[start EXTRACTED MATERIAL]

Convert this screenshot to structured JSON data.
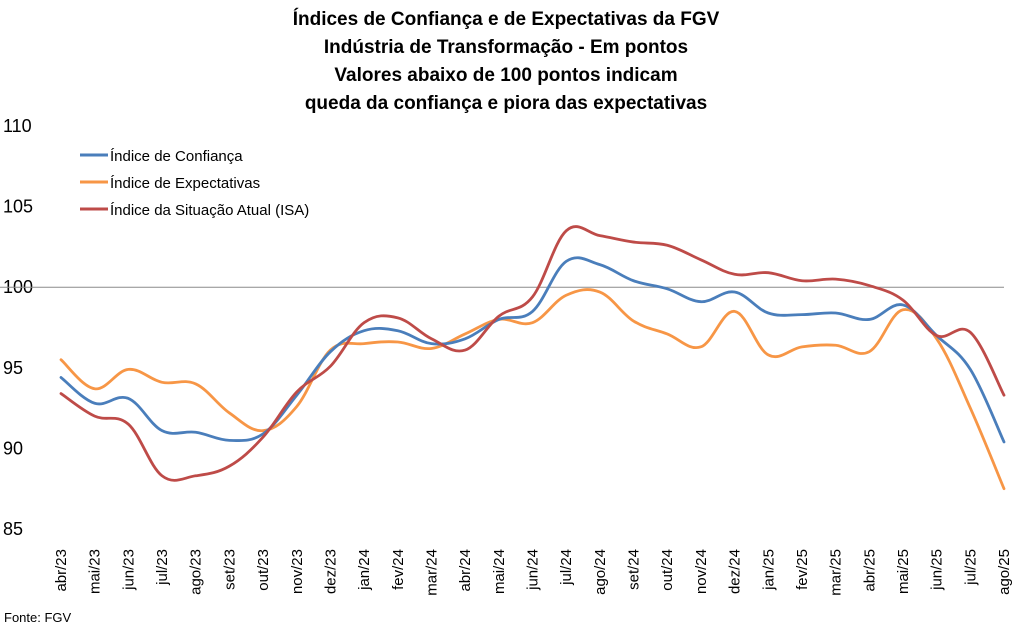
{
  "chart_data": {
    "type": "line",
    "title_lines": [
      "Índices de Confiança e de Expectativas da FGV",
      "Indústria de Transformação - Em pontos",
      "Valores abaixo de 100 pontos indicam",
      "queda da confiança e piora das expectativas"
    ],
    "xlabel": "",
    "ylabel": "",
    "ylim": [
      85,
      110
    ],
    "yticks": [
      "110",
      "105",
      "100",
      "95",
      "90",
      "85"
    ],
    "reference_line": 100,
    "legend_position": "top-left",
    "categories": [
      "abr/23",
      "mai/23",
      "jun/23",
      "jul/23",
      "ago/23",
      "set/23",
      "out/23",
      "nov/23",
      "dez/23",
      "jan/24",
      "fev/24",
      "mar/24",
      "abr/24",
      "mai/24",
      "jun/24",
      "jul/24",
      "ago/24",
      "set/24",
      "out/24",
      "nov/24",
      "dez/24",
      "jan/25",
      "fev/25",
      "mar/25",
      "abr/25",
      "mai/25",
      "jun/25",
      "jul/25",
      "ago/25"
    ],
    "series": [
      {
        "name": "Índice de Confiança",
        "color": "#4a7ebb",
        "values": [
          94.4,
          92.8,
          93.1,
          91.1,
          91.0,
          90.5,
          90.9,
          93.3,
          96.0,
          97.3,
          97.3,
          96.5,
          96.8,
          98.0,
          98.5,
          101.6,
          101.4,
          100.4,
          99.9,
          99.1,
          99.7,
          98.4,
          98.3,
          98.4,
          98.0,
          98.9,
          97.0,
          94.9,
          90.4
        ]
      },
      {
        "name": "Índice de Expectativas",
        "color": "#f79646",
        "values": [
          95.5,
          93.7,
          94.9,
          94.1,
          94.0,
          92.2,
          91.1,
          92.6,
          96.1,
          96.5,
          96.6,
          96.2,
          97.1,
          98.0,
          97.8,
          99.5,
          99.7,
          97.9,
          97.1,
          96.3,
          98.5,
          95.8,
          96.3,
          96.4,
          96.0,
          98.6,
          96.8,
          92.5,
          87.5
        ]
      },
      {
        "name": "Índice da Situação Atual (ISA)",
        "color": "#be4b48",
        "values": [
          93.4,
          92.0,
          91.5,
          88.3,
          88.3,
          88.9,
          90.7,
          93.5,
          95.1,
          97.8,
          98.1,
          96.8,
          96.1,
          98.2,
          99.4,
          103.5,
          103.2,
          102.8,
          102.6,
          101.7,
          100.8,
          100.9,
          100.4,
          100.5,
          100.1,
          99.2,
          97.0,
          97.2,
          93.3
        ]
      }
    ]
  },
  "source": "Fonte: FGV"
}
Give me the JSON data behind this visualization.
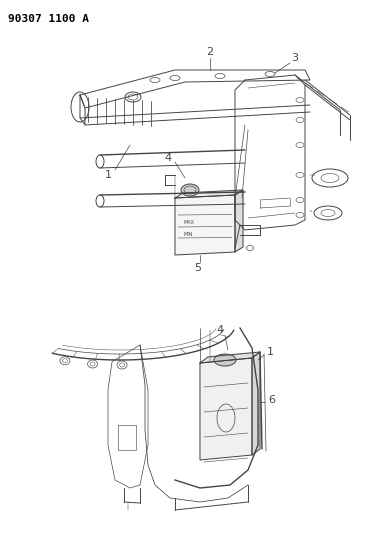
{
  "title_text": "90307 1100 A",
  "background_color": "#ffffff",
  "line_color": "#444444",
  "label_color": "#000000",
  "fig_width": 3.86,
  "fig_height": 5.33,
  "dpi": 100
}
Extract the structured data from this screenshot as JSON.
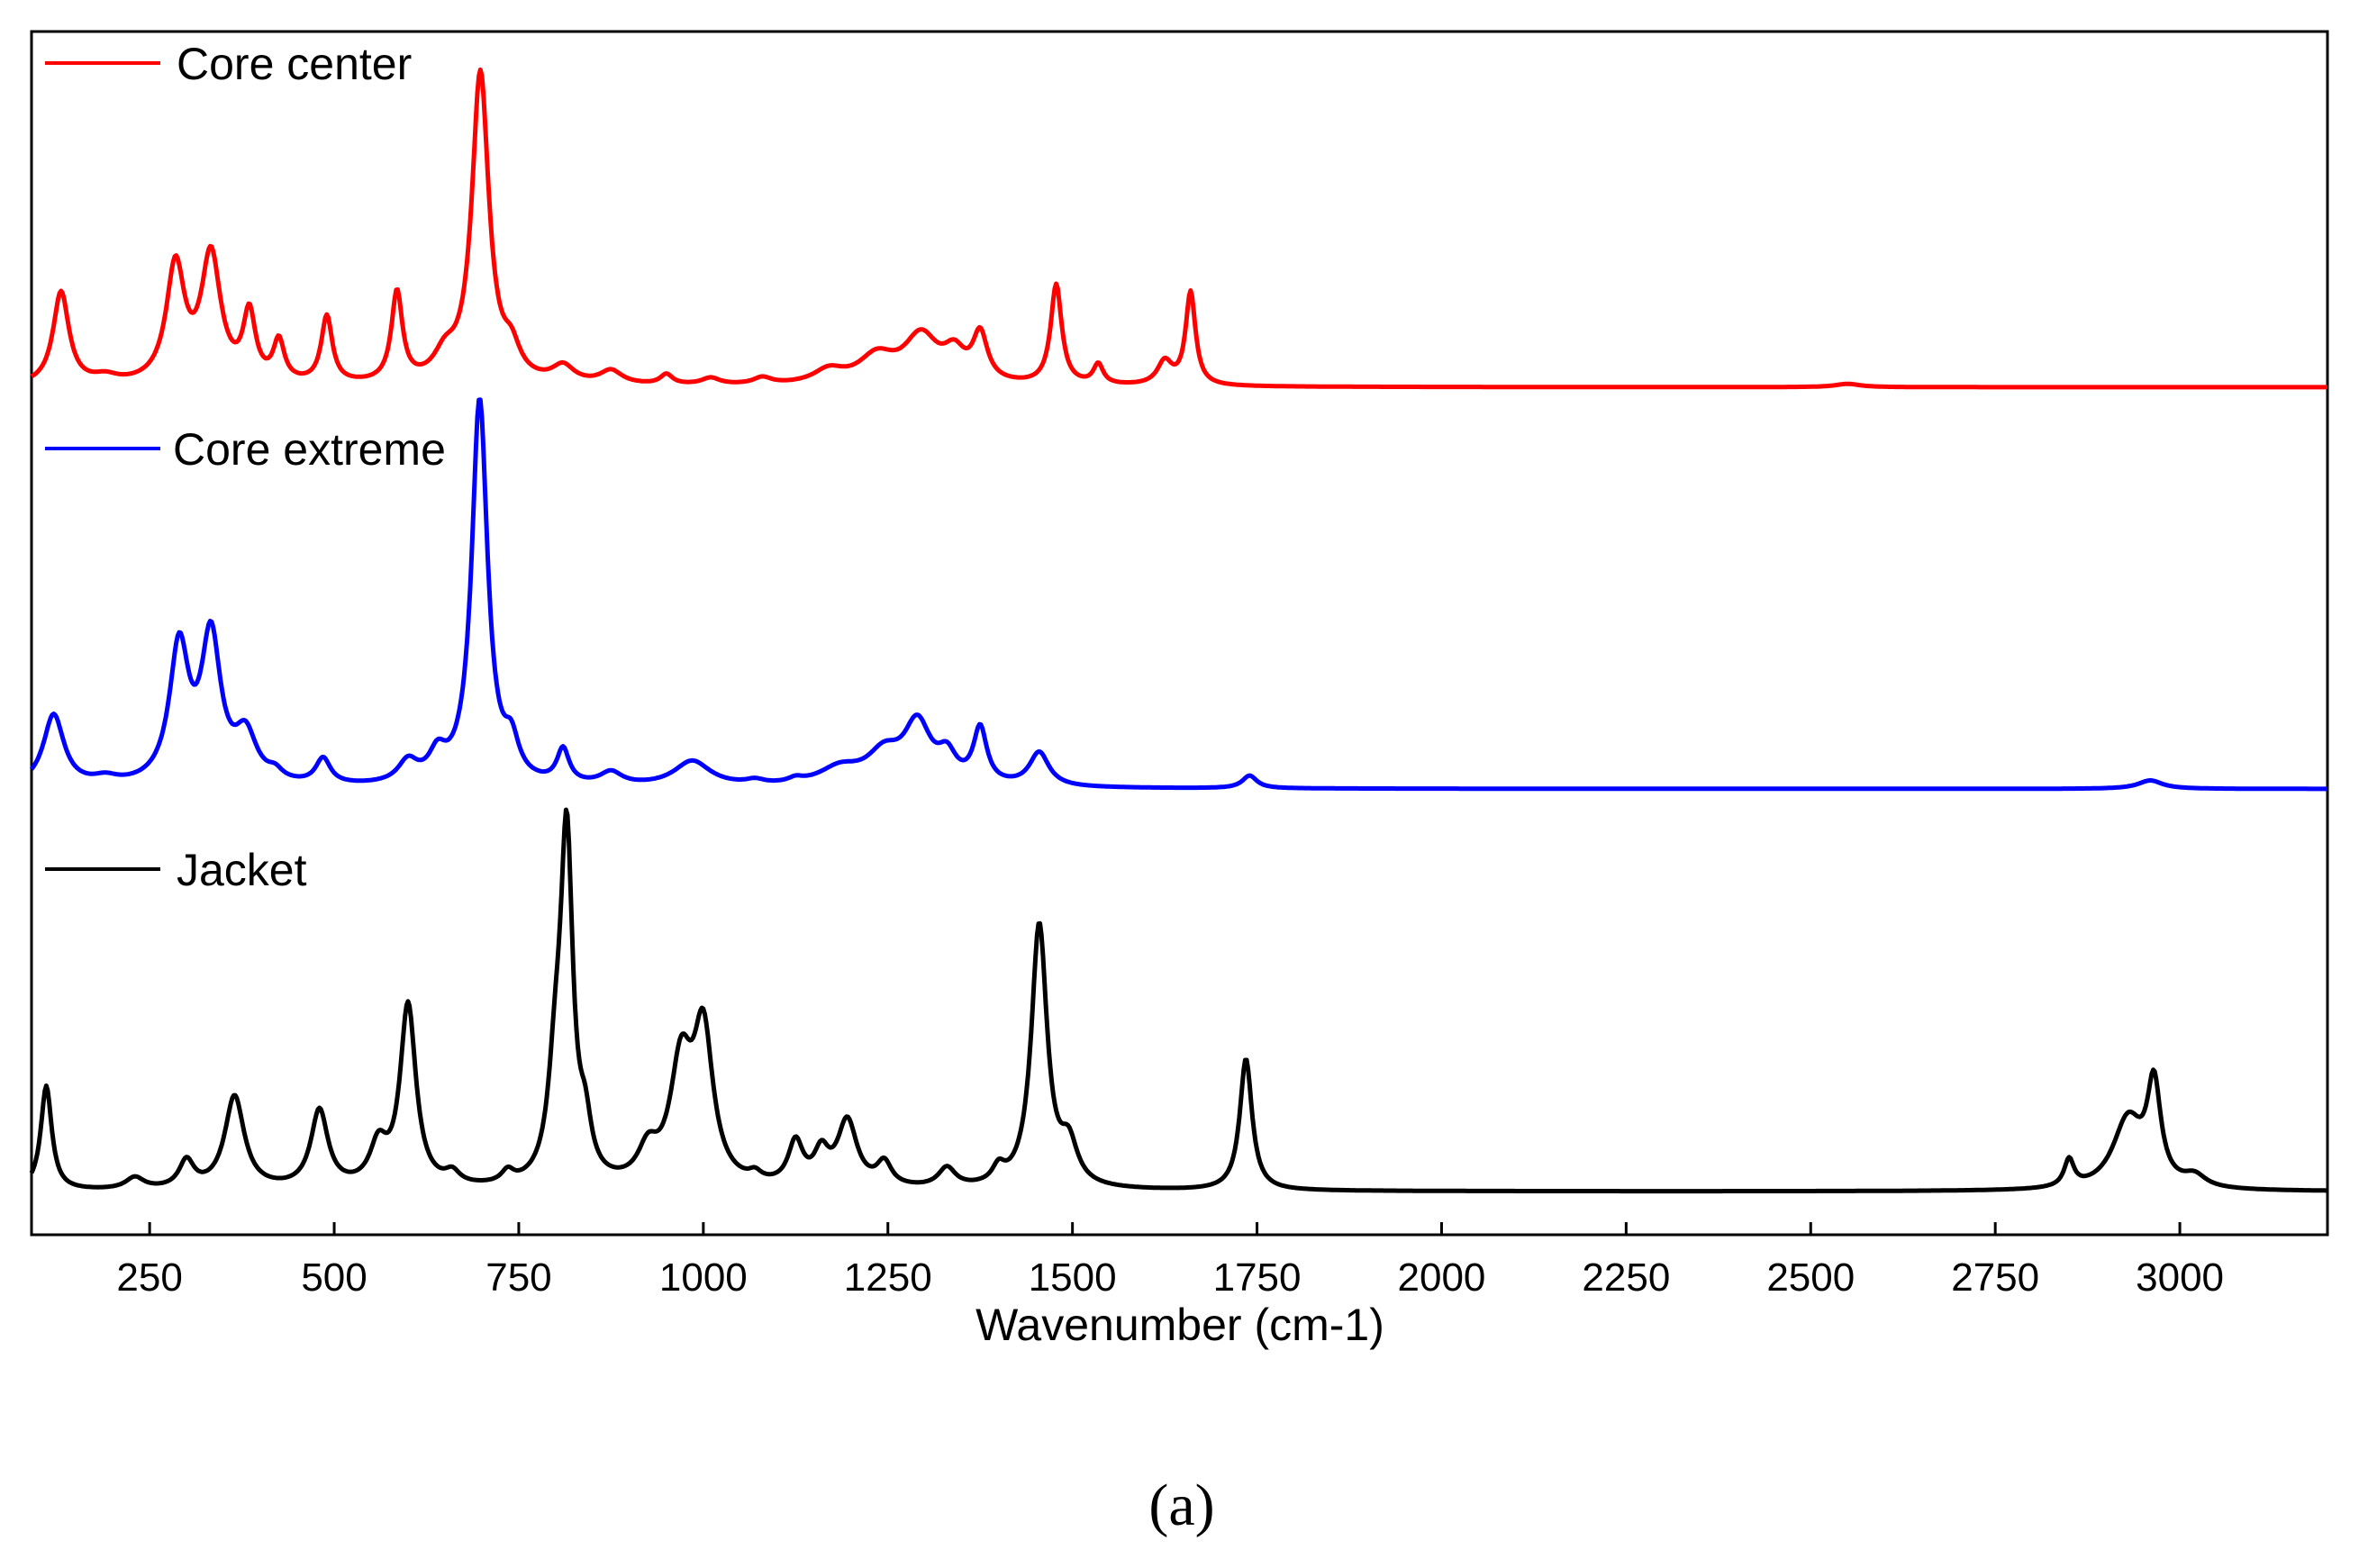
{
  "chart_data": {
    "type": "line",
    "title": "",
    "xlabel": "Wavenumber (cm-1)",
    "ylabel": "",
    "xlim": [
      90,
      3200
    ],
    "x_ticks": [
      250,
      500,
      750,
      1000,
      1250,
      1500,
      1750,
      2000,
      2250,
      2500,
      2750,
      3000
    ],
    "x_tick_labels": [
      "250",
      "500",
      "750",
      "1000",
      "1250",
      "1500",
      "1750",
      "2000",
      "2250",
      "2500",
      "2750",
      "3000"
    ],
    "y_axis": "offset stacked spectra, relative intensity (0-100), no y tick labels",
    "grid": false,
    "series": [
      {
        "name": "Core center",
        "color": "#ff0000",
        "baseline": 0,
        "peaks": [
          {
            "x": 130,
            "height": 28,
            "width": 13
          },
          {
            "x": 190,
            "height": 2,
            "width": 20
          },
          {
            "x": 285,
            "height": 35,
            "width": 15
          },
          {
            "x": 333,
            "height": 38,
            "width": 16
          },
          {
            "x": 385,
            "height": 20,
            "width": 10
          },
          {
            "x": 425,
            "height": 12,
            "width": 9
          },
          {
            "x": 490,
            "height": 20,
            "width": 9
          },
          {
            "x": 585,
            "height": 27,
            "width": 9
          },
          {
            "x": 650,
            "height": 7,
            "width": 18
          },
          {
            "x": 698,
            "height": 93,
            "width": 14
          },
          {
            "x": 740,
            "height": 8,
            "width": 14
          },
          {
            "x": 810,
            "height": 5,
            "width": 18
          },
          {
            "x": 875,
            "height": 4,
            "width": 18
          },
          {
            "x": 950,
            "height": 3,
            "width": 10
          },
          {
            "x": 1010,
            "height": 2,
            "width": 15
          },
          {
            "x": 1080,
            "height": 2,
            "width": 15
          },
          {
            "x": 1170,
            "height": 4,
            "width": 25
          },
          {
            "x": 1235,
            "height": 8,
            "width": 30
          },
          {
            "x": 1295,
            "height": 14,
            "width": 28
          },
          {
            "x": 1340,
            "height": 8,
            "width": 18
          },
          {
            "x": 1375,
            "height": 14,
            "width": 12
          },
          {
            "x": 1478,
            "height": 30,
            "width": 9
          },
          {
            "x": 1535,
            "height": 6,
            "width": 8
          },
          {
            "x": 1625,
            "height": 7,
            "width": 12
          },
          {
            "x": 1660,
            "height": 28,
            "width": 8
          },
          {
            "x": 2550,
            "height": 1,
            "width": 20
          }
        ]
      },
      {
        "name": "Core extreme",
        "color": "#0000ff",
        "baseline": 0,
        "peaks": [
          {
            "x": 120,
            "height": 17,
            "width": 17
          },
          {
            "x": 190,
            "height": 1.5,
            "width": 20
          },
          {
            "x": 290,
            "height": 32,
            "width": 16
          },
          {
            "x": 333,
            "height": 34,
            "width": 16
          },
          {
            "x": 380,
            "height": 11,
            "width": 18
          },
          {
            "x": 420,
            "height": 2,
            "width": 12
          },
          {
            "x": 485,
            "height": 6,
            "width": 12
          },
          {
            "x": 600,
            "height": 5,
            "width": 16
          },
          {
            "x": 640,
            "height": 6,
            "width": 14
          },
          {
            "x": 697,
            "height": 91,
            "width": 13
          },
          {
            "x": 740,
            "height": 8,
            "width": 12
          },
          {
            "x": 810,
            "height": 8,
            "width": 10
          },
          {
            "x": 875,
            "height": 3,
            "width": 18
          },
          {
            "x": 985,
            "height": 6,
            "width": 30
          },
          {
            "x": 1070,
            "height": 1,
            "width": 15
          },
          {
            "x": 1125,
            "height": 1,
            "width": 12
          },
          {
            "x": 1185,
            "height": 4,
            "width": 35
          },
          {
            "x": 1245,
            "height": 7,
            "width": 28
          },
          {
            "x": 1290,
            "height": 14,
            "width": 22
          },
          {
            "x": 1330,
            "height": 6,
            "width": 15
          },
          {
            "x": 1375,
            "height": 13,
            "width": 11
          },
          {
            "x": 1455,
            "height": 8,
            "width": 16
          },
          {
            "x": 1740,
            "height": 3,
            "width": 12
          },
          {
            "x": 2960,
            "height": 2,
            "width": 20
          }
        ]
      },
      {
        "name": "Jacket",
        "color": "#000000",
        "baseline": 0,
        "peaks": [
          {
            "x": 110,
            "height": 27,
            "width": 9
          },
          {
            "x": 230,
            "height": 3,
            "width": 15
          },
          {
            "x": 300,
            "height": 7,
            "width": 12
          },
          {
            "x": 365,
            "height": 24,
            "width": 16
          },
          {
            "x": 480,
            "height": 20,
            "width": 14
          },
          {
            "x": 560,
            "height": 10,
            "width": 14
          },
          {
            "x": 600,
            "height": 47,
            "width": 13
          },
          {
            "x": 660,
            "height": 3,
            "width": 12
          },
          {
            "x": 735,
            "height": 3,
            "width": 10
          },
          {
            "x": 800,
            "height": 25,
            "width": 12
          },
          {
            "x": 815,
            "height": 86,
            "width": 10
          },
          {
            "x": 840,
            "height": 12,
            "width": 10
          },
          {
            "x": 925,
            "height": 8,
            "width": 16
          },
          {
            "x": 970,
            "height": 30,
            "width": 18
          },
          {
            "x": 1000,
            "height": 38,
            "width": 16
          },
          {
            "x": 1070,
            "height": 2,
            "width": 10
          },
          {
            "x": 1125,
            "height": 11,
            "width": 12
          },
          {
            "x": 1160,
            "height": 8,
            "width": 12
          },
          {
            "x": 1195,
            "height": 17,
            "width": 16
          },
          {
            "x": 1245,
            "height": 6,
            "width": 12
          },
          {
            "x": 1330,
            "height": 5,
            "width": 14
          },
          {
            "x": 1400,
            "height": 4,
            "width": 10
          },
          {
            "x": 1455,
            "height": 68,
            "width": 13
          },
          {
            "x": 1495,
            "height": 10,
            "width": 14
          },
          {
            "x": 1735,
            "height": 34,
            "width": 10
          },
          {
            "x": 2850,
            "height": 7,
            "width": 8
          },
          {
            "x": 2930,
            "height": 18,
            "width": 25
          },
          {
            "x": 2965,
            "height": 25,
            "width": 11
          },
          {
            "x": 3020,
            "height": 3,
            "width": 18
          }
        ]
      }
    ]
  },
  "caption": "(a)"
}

[end EXTRACTED MATERIAL]

- [TO BE DONE]
Your answer should be a single number: the count of lines that contain "structured".

- [WORKED SOLUTION]
2